TASK REQUIREMENTS: Retype all of the entries word for word.

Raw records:
● ● ●

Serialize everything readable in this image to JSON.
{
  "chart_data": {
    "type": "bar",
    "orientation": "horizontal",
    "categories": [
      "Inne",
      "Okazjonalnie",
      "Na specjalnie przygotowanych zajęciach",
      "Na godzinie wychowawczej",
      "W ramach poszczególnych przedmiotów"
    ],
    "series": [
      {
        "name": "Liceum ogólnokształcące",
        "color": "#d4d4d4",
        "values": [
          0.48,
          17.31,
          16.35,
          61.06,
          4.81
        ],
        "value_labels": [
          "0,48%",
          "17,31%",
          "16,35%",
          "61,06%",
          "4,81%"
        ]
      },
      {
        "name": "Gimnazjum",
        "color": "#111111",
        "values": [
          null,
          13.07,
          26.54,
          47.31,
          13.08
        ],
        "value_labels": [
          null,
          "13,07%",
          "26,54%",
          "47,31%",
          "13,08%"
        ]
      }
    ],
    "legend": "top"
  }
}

● ● ●

WRITTEN REPLY:
Serialize everything readable in this image to JSON.
{
  "chart_data": {
    "type": "bar",
    "orientation": "horizontal",
    "categories": [
      "Inne",
      "Okazjonalnie",
      "Na specjalnie przygotowanych zajęciach",
      "Na godzinie wychowawczej",
      "W ramach poszczególnych przedmiotów"
    ],
    "series": [
      {
        "name": "Liceum ogólnokształcące",
        "color": "#d4d4d4",
        "values": [
          0.48,
          17.31,
          16.35,
          61.06,
          4.81
        ],
        "value_labels": [
          "0,48%",
          "17,31%",
          "16,35%",
          "61,06%",
          "4,81%"
        ]
      },
      {
        "name": "Gimnazjum",
        "color": "#111111",
        "values": [
          null,
          13.07,
          26.54,
          47.31,
          13.08
        ],
        "value_labels": [
          null,
          "13,07%",
          "26,54%",
          "47,31%",
          "13,08%"
        ]
      }
    ],
    "legend": "top"
  }
}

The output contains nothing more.